**What is being asked**
Retype all of the listing exactly, passing over any picture you find.

**Supplied data**
+-------+

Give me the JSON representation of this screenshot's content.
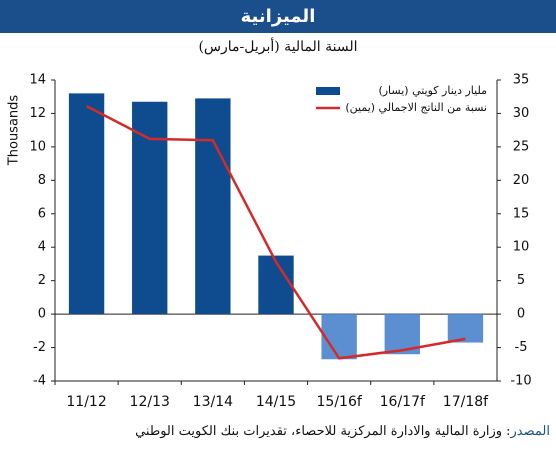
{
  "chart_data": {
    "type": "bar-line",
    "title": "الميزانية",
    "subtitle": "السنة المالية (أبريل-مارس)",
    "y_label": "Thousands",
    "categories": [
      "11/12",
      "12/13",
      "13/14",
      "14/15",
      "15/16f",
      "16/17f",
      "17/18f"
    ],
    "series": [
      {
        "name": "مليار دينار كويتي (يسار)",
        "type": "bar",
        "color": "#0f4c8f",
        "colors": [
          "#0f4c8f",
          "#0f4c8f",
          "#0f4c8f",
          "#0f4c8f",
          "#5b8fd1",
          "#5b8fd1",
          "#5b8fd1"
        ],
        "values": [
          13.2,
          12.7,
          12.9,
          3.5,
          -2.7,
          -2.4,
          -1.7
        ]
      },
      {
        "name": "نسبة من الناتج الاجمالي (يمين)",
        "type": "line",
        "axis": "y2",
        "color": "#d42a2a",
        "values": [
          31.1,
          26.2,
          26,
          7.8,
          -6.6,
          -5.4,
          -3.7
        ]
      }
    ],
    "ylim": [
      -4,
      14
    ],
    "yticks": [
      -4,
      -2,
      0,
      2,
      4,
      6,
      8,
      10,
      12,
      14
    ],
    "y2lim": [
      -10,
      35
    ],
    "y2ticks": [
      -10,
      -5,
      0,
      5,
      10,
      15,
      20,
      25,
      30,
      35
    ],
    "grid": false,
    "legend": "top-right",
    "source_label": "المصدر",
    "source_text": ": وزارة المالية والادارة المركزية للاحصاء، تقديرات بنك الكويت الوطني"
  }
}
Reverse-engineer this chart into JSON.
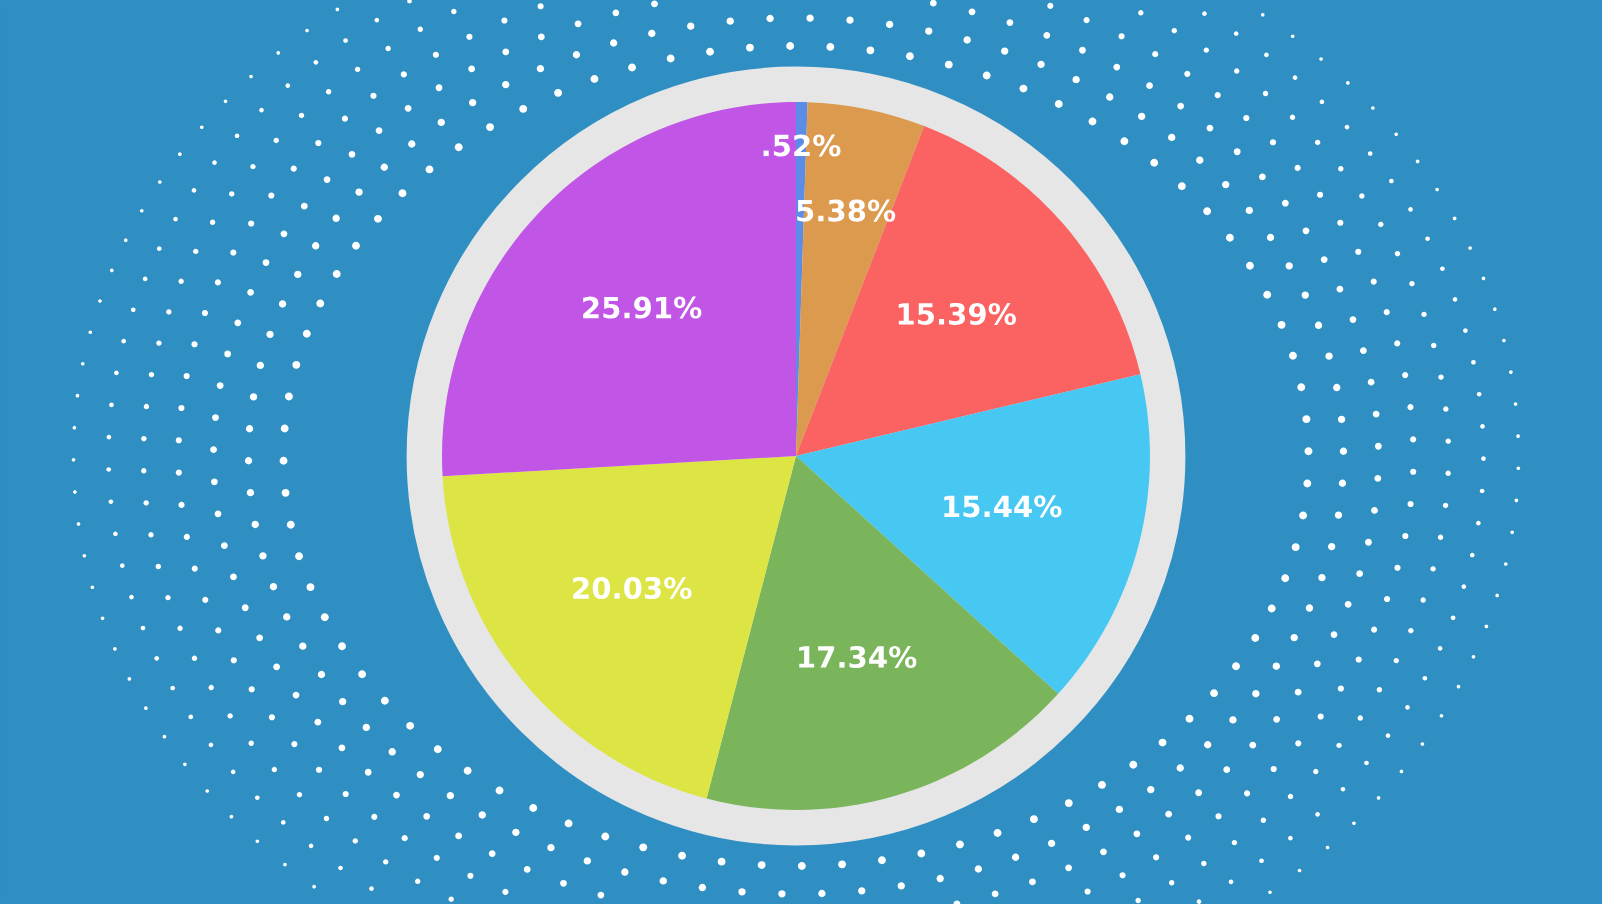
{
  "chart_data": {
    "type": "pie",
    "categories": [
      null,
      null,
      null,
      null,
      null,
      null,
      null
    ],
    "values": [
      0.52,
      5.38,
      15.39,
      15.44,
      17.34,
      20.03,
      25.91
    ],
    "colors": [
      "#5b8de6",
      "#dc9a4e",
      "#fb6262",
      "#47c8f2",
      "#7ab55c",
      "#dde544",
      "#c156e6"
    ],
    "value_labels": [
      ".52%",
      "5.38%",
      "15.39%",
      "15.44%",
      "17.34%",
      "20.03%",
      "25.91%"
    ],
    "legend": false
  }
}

+-------+

**Correct result**
Give me the JSON representation of this screenshot's content.
{
  "chart_data": {
    "type": "bar-line",
    "title": "الميزانية",
    "subtitle": "السنة المالية (أبريل-مارس)",
    "y_label": "Thousands",
    "categories": [
      "11/12",
      "12/13",
      "13/14",
      "14/15",
      "15/16f",
      "16/17f",
      "17/18f"
    ],
    "series": [
      {
        "name": "مليار دينار كويتي (يسار)",
        "type": "bar",
        "color": "#0f4c8f",
        "colors": [
          "#0f4c8f",
          "#0f4c8f",
          "#0f4c8f",
          "#0f4c8f",
          "#5b8fd1",
          "#5b8fd1",
          "#5b8fd1"
        ],
        "values": [
          13.2,
          12.7,
          12.9,
          3.5,
          -2.7,
          -2.4,
          -1.7
        ]
      },
      {
        "name": "نسبة من الناتج الاجمالي (يمين)",
        "type": "line",
        "axis": "y2",
        "color": "#d42a2a",
        "values": [
          31.1,
          26.2,
          26,
          7.8,
          -6.6,
          -5.4,
          -3.7
        ]
      }
    ],
    "ylim": [
      -4,
      14
    ],
    "yticks": [
      -4,
      -2,
      0,
      2,
      4,
      6,
      8,
      10,
      12,
      14
    ],
    "y2lim": [
      -10,
      35
    ],
    "y2ticks": [
      -10,
      -5,
      0,
      5,
      10,
      15,
      20,
      25,
      30,
      35
    ],
    "grid": false,
    "legend": "top-right",
    "source_label": "المصدر",
    "source_text": ": وزارة المالية والادارة المركزية للاحصاء، تقديرات بنك الكويت الوطني"
  }
}
Reverse-engineer this chart into JSON.
{
  "chart_data": {
    "type": "pie",
    "categories": [
      null,
      null,
      null,
      null,
      null,
      null,
      null
    ],
    "values": [
      0.52,
      5.38,
      15.39,
      15.44,
      17.34,
      20.03,
      25.91
    ],
    "colors": [
      "#5b8de6",
      "#dc9a4e",
      "#fb6262",
      "#47c8f2",
      "#7ab55c",
      "#dde544",
      "#c156e6"
    ],
    "value_labels": [
      ".52%",
      "5.38%",
      "15.39%",
      "15.44%",
      "17.34%",
      "20.03%",
      "25.91%"
    ],
    "legend": false
  }
}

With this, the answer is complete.